Problem requirements →
In the entries below, count every line with the word "range". Return only the count.

Supplied data →
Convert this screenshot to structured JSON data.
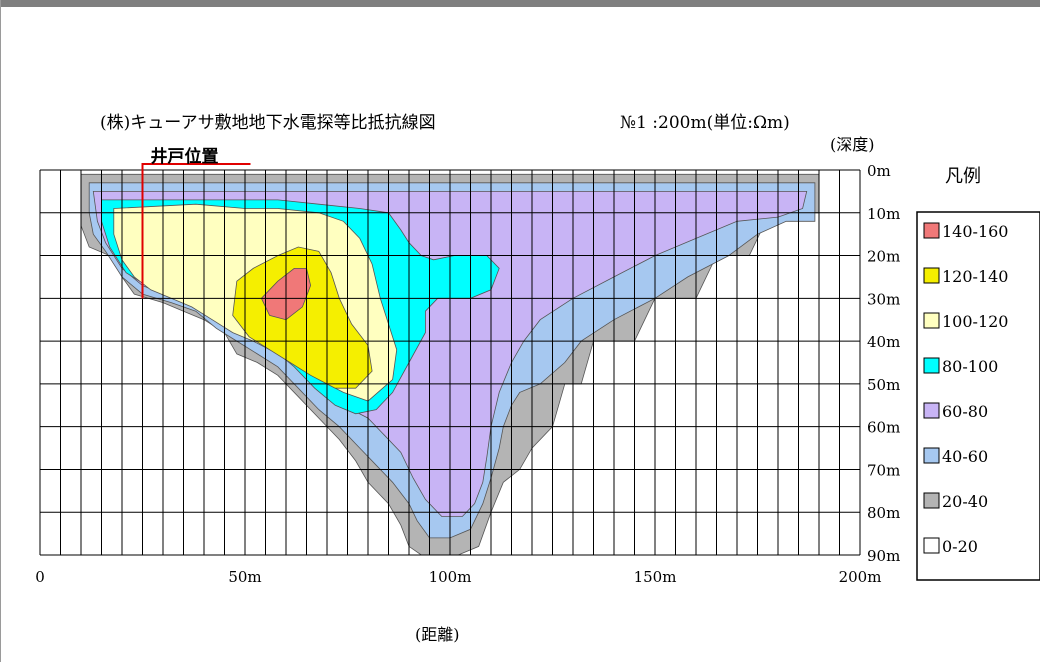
{
  "chart_data": {
    "type": "heatmap",
    "title": "(株)キューアサ敷地地下水電探等比抵抗線図",
    "subtitle": "№1 :200m(単位:Ωm)",
    "xlabel": "(距離)",
    "ylabel": "(深度)",
    "xlim": [
      0,
      200
    ],
    "ylim": [
      0,
      90
    ],
    "x_ticks": [
      "0",
      "50m",
      "100m",
      "150m",
      "200m"
    ],
    "y_ticks": [
      "0m",
      "10m",
      "20m",
      "30m",
      "40m",
      "50m",
      "60m",
      "70m",
      "80m",
      "90m"
    ],
    "well_label": "井戸位置",
    "well_x": 25,
    "legend_title": "凡例",
    "legend": [
      {
        "label": "140-160",
        "color": "#f07878"
      },
      {
        "label": "120-140",
        "color": "#f5ef00"
      },
      {
        "label": "100-120",
        "color": "#ffffc0"
      },
      {
        "label": "80-100",
        "color": "#00ffff"
      },
      {
        "label": "60-80",
        "color": "#c8b4f5"
      },
      {
        "label": "40-60",
        "color": "#a6c8f0"
      },
      {
        "label": "20-40",
        "color": "#b4b4b4"
      },
      {
        "label": "0-20",
        "color": "#ffffff"
      }
    ],
    "regions": [
      {
        "range": "20-40",
        "points": [
          [
            10,
            1
          ],
          [
            190,
            1
          ],
          [
            190,
            10
          ],
          [
            178,
            10
          ],
          [
            173,
            20
          ],
          [
            165,
            20
          ],
          [
            160,
            30
          ],
          [
            150,
            30
          ],
          [
            145,
            40
          ],
          [
            135,
            40
          ],
          [
            132,
            50
          ],
          [
            128,
            50
          ],
          [
            125,
            60
          ],
          [
            120,
            65
          ],
          [
            117,
            70
          ],
          [
            113,
            73
          ],
          [
            110,
            80
          ],
          [
            107,
            88
          ],
          [
            102,
            90
          ],
          [
            93,
            90
          ],
          [
            90,
            88
          ],
          [
            88,
            83
          ],
          [
            85,
            78
          ],
          [
            80,
            73
          ],
          [
            77,
            68
          ],
          [
            73,
            63
          ],
          [
            68,
            58
          ],
          [
            63,
            53
          ],
          [
            58,
            48
          ],
          [
            53,
            45
          ],
          [
            48,
            43
          ],
          [
            45,
            38
          ],
          [
            40,
            35
          ],
          [
            35,
            33
          ],
          [
            30,
            31
          ],
          [
            23,
            29
          ],
          [
            20,
            25
          ],
          [
            17,
            20
          ],
          [
            12,
            18
          ],
          [
            10,
            13
          ]
        ]
      },
      {
        "range": "40-60",
        "points": [
          [
            12,
            3
          ],
          [
            189,
            3
          ],
          [
            189,
            12
          ],
          [
            182,
            12
          ],
          [
            175,
            15
          ],
          [
            168,
            20
          ],
          [
            158,
            25
          ],
          [
            150,
            30
          ],
          [
            140,
            35
          ],
          [
            132,
            40
          ],
          [
            128,
            45
          ],
          [
            122,
            50
          ],
          [
            117,
            52
          ],
          [
            115,
            55
          ],
          [
            113,
            60
          ],
          [
            112,
            65
          ],
          [
            110,
            72
          ],
          [
            108,
            78
          ],
          [
            105,
            84
          ],
          [
            100,
            86
          ],
          [
            95,
            86
          ],
          [
            92,
            82
          ],
          [
            90,
            78
          ],
          [
            86,
            73
          ],
          [
            82,
            69
          ],
          [
            78,
            65
          ],
          [
            73,
            60
          ],
          [
            68,
            56
          ],
          [
            63,
            51
          ],
          [
            58,
            46
          ],
          [
            53,
            43
          ],
          [
            48,
            40
          ],
          [
            43,
            37
          ],
          [
            38,
            33
          ],
          [
            32,
            31
          ],
          [
            25,
            29
          ],
          [
            20,
            25
          ],
          [
            16,
            19
          ],
          [
            13,
            15
          ],
          [
            12,
            10
          ]
        ]
      },
      {
        "range": "60-80",
        "points": [
          [
            13,
            5
          ],
          [
            187,
            5
          ],
          [
            186,
            9
          ],
          [
            180,
            11
          ],
          [
            170,
            12
          ],
          [
            160,
            16
          ],
          [
            150,
            20
          ],
          [
            140,
            25
          ],
          [
            130,
            30
          ],
          [
            122,
            35
          ],
          [
            118,
            40
          ],
          [
            115,
            45
          ],
          [
            112,
            52
          ],
          [
            110,
            60
          ],
          [
            109,
            67
          ],
          [
            108,
            73
          ],
          [
            106,
            78
          ],
          [
            103,
            81
          ],
          [
            98,
            81
          ],
          [
            94,
            77
          ],
          [
            91,
            72
          ],
          [
            88,
            66
          ],
          [
            84,
            62
          ],
          [
            80,
            58
          ],
          [
            76,
            56
          ],
          [
            71,
            53
          ],
          [
            66,
            49
          ],
          [
            61,
            45
          ],
          [
            56,
            41
          ],
          [
            51,
            38
          ],
          [
            46,
            36
          ],
          [
            41,
            33
          ],
          [
            36,
            30
          ],
          [
            30,
            29
          ],
          [
            25,
            27
          ],
          [
            20,
            23
          ],
          [
            16,
            17
          ],
          [
            14,
            12
          ]
        ]
      },
      {
        "range": "80-100",
        "points": [
          [
            15,
            7
          ],
          [
            35,
            7
          ],
          [
            50,
            7
          ],
          [
            58,
            7
          ],
          [
            68,
            8
          ],
          [
            78,
            9
          ],
          [
            85,
            10
          ],
          [
            88,
            14
          ],
          [
            90,
            17
          ],
          [
            93,
            20
          ],
          [
            96,
            21
          ],
          [
            101,
            20
          ],
          [
            104,
            20
          ],
          [
            109,
            20
          ],
          [
            112,
            23
          ],
          [
            110,
            28
          ],
          [
            105,
            30
          ],
          [
            97,
            30
          ],
          [
            94,
            33
          ],
          [
            94,
            38
          ],
          [
            90,
            45
          ],
          [
            86,
            52
          ],
          [
            82,
            56
          ],
          [
            77,
            57
          ],
          [
            72,
            55
          ],
          [
            67,
            51
          ],
          [
            62,
            46
          ],
          [
            57,
            42
          ],
          [
            52,
            39
          ],
          [
            47,
            37
          ],
          [
            42,
            34
          ],
          [
            37,
            31
          ],
          [
            31,
            29
          ],
          [
            26,
            27
          ],
          [
            21,
            24
          ],
          [
            17,
            18
          ],
          [
            15,
            12
          ]
        ]
      },
      {
        "range": "100-120",
        "points": [
          [
            18,
            9
          ],
          [
            38,
            8
          ],
          [
            50,
            9
          ],
          [
            58,
            9
          ],
          [
            68,
            10
          ],
          [
            74,
            12
          ],
          [
            78,
            16
          ],
          [
            81,
            22
          ],
          [
            83,
            30
          ],
          [
            85,
            36
          ],
          [
            87,
            42
          ],
          [
            86,
            49
          ],
          [
            80,
            54
          ],
          [
            74,
            52
          ],
          [
            70,
            50
          ],
          [
            64,
            46
          ],
          [
            58,
            43
          ],
          [
            52,
            40
          ],
          [
            47,
            38
          ],
          [
            42,
            35
          ],
          [
            37,
            32
          ],
          [
            32,
            30
          ],
          [
            27,
            28
          ],
          [
            23,
            25
          ],
          [
            20,
            21
          ],
          [
            18,
            15
          ]
        ]
      },
      {
        "range": "120-140",
        "points": [
          [
            48,
            26
          ],
          [
            52,
            23
          ],
          [
            58,
            20
          ],
          [
            63,
            18
          ],
          [
            68,
            19
          ],
          [
            71,
            24
          ],
          [
            73,
            30
          ],
          [
            76,
            36
          ],
          [
            80,
            41
          ],
          [
            81,
            47
          ],
          [
            77,
            51
          ],
          [
            72,
            51
          ],
          [
            66,
            48
          ],
          [
            61,
            45
          ],
          [
            56,
            42
          ],
          [
            51,
            39
          ],
          [
            47,
            34
          ]
        ]
      },
      {
        "range": "140-160",
        "points": [
          [
            54,
            30
          ],
          [
            58,
            26
          ],
          [
            62,
            23
          ],
          [
            65,
            23
          ],
          [
            66,
            27
          ],
          [
            64,
            32
          ],
          [
            60,
            35
          ],
          [
            56,
            34
          ]
        ]
      }
    ]
  }
}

Result of the task →
7